##### Exercise input #####
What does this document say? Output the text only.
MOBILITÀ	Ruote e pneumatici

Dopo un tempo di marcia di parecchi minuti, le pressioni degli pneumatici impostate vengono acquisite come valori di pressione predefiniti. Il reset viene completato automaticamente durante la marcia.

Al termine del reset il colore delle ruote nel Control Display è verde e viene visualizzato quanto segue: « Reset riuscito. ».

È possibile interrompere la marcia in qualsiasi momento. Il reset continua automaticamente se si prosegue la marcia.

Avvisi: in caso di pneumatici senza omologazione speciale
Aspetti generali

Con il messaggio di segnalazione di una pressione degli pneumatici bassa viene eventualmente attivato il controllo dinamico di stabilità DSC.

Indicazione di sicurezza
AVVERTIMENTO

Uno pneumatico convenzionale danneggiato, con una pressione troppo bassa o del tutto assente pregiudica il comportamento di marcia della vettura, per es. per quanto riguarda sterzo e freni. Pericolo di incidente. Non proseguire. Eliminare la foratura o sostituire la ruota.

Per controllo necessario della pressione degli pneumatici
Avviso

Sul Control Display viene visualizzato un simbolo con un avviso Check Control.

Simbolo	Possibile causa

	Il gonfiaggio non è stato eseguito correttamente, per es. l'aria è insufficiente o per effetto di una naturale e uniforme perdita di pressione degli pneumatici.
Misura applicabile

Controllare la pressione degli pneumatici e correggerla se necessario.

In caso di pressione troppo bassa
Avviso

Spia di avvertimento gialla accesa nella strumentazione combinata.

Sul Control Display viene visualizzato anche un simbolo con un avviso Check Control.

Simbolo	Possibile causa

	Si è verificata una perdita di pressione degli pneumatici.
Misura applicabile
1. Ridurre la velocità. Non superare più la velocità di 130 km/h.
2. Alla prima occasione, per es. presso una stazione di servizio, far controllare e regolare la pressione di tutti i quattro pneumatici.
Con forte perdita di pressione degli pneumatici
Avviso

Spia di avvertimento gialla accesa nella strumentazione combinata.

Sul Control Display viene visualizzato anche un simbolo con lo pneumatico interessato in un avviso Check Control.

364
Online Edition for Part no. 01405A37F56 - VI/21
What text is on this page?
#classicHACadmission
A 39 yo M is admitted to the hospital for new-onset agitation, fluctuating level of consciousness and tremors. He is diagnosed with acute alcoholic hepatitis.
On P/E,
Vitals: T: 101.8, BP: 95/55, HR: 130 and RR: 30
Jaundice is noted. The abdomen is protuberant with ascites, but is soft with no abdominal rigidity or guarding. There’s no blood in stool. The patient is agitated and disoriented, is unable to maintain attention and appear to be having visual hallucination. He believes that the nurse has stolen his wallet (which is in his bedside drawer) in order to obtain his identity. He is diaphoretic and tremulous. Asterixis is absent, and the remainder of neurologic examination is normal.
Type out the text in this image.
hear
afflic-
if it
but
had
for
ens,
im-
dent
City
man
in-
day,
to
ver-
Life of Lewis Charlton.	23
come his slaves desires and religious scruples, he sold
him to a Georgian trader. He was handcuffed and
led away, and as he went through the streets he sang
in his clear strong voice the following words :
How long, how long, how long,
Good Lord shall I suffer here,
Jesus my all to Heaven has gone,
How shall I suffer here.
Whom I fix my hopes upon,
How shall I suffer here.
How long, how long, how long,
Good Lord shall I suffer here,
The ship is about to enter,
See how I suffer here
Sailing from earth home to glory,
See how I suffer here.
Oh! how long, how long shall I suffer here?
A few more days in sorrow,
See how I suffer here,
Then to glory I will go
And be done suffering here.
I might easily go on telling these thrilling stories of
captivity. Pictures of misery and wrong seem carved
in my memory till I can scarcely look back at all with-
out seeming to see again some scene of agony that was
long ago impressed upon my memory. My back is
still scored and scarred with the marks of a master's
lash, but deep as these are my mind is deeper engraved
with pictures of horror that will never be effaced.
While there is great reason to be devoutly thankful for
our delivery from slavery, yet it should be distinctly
#####
» **Task objective**
All of the entries above should be written out again exactly.

» **Result of this task**
What does this document say? Output the text only.
MOBILITÀ	Ruote e pneumatici

Dopo un tempo di marcia di parecchi minuti, le pressioni degli pneumatici impostate vengono acquisite come valori di pressione predefiniti. Il reset viene completato automaticamente durante la marcia.

Al termine del reset il colore delle ruote nel Control Display è verde e viene visualizzato quanto segue: « Reset riuscito. ».

È possibile interrompere la marcia in qualsiasi momento. Il reset continua automaticamente se si prosegue la marcia.

Avvisi: in caso di pneumatici senza omologazione speciale
Aspetti generali

Con il messaggio di segnalazione di una pressione degli pneumatici bassa viene eventualmente attivato il controllo dinamico di stabilità DSC.

Indicazione di sicurezza
AVVERTIMENTO

Uno pneumatico convenzionale danneggiato, con una pressione troppo bassa o del tutto assente pregiudica il comportamento di marcia della vettura, per es. per quanto riguarda sterzo e freni. Pericolo di incidente. Non proseguire. Eliminare la foratura o sostituire la ruota.

Per controllo necessario della pressione degli pneumatici
Avviso

Sul Control Display viene visualizzato un simbolo con un avviso Check Control.

Simbolo	Possibile causa

	Il gonfiaggio non è stato eseguito correttamente, per es. l'aria è insufficiente o per effetto di una naturale e uniforme perdita di pressione degli pneumatici.
Misura applicabile

Controllare la pressione degli pneumatici e correggerla se necessario.

In caso di pressione troppo bassa
Avviso

Spia di avvertimento gialla accesa nella strumentazione combinata.

Sul Control Display viene visualizzato anche un simbolo con un avviso Check Control.

Simbolo	Possibile causa

	Si è verificata una perdita di pressione degli pneumatici.
Misura applicabile
1. Ridurre la velocità. Non superare più la velocità di 130 km/h.
2. Alla prima occasione, per es. presso una stazione di servizio, far controllare e regolare la pressione di tutti i quattro pneumatici.
Con forte perdita di pressione degli pneumatici
Avviso

Spia di avvertimento gialla accesa nella strumentazione combinata.

Sul Control Display viene visualizzato anche un simbolo con lo pneumatico interessato in un avviso Check Control.

364
Online Edition for Part no. 01405A37F56 - VI/21
What text is on this page?
#classicHACadmission
A 39 yo M is admitted to the hospital for new-onset agitation, fluctuating level of consciousness and tremors. He is diagnosed with acute alcoholic hepatitis.
On P/E,
Vitals: T: 101.8, BP: 95/55, HR: 130 and RR: 30
Jaundice is noted. The abdomen is protuberant with ascites, but is soft with no abdominal rigidity or guarding. There’s no blood in stool. The patient is agitated and disoriented, is unable to maintain attention and appear to be having visual hallucination. He believes that the nurse has stolen his wallet (which is in his bedside drawer) in order to obtain his identity. He is diaphoretic and tremulous. Asterixis is absent, and the remainder of neurologic examination is normal.
Type out the text in this image.
hear
afflic-
if it
but
had
for
ens,
im-
dent
City
man
in-
day,
to
ver-
Life of Lewis Charlton.	23
come his slaves desires and religious scruples, he sold
him to a Georgian trader. He was handcuffed and
led away, and as he went through the streets he sang
in his clear strong voice the following words :
How long, how long, how long,
Good Lord shall I suffer here,
Jesus my all to Heaven has gone,
How shall I suffer here.
Whom I fix my hopes upon,
How shall I suffer here.
How long, how long, how long,
Good Lord shall I suffer here,
The ship is about to enter,
See how I suffer here
Sailing from earth home to glory,
See how I suffer here.
Oh! how long, how long shall I suffer here?
A few more days in sorrow,
See how I suffer here,
Then to glory I will go
And be done suffering here.
I might easily go on telling these thrilling stories of
captivity. Pictures of misery and wrong seem carved
in my memory till I can scarcely look back at all with-
out seeming to see again some scene of agony that was
long ago impressed upon my memory. My back is
still scored and scarred with the marks of a master's
lash, but deep as these are my mind is deeper engraved
with pictures of horror that will never be effaced.
While there is great reason to be devoutly thankful for
our delivery from slavery, yet it should be distinctly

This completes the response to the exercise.